(What the task asks) Go through the listing below and list every line with "instrucciones".

Dataset entries:
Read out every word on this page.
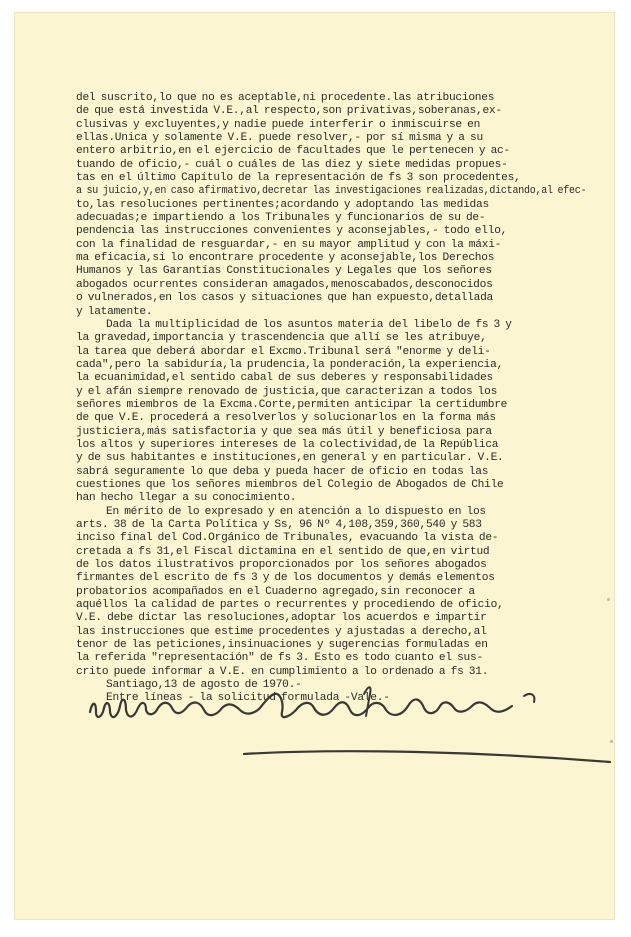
del suscrito,lo que no es aceptable,ni procedente.las atribuciones
de que está investida V.E.,al respecto,son privativas,soberanas,ex-
clusivas y excluyentes,y nadie puede interferir o inmiscuirse en
ellas.Única y solamente V.E. puede resolver,- por sí misma y a su
entero arbitrio,en el ejercicio de facultades que le pertenecen y ac-
tuando de oficio,- cuál o cuáles de las diez y siete medidas propues-
tas en el último Capítulo de la representación de fs 3 son procedentes,
a su juicio,y,en caso afirmativo,decretar las investigaciones realizadas,dictando,al efec-
to,las resoluciones pertinentes;acordando y adoptando las medidas
adecuadas;e impartiendo a los Tribunales y funcionarios de su de-
pendencia las instrucciones convenientes y aconsejables,- todo ello,
con la finalidad de resguardar,- en su mayor amplitud y con la máxi-
ma eficacia,si lo encontrare procedente y aconsejable,los Derechos
Humanos y las Garantías Constitucionales y Legales que los señores
abogados ocurrentes consideran amagados,menoscabados,desconocidos
o vulnerados,en los casos y situaciones que han expuesto,detallada
y latamente.
Dada la multiplicidad de los asuntos materia del libelo de fs 3 y
la gravedad,importancia y trascendencia que allí se les atribuye,
la tarea que deberá abordar el Excmo.Tribunal será "enorme y deli-
cada",pero la sabiduría,la prudencia,la ponderación,la experiencia,
la ecuanimidad,el sentido cabal de sus deberes y responsabilidades
y el afán siempre renovado de justicia,que caracterizan a todos los
señores miembros de la Excma.Corte,permiten anticipar la certidumbre
de que V.E. procederá a resolverlos y solucionarlos en la forma más
justiciera,más satisfactoria y que sea más útil y beneficiosa para
los altos y superiores intereses de la colectividad,de la República
y de sus habitantes e instituciones,en general y en particular. V.E.
sabrá seguramente lo que deba y pueda hacer de oficio en todas las
cuestiones que los señores miembros del Colegio de Abogados de Chile
han hecho llegar a su conocimiento.
En mérito de lo expresado y en atención a lo dispuesto en los
arts. 38 de la Carta Política y Ss, 96 Nº 4,108,359,360,540 y 583
inciso final del Cod.Orgánico de Tribunales, evacuando la vista de-
cretada a fs 31,el Fiscal dictamina en el sentido de que,en virtud
de los datos ilustrativos proporcionados por los señores abogados
firmantes del escrito de fs 3 y de los documentos y demás elementos
probatorios acompañados en el Cuaderno agregado,sin reconocer a
aquéllos la calidad de partes o recurrentes y procediendo de oficio,
V.E. debe dictar las resoluciones,adoptar los acuerdos e impartir
las instrucciones que estime procedentes y ajustadas a derecho,al
tenor de las peticiones,insinuaciones y sugerencias formuladas en
la referida "representación" de fs 3. Esto es todo cuanto el sus-
crito puede informar a V.E. en cumplimiento a lo ordenado a fs 31.
Santiago,13 de agosto de 1970.-
Entre líneas - la solicitud formulada -Vale.-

(Answer to this exercise)
pendencia las instrucciones convenientes y aconsejables,- todo ello,
las instrucciones que estime procedentes y ajustadas a derecho,al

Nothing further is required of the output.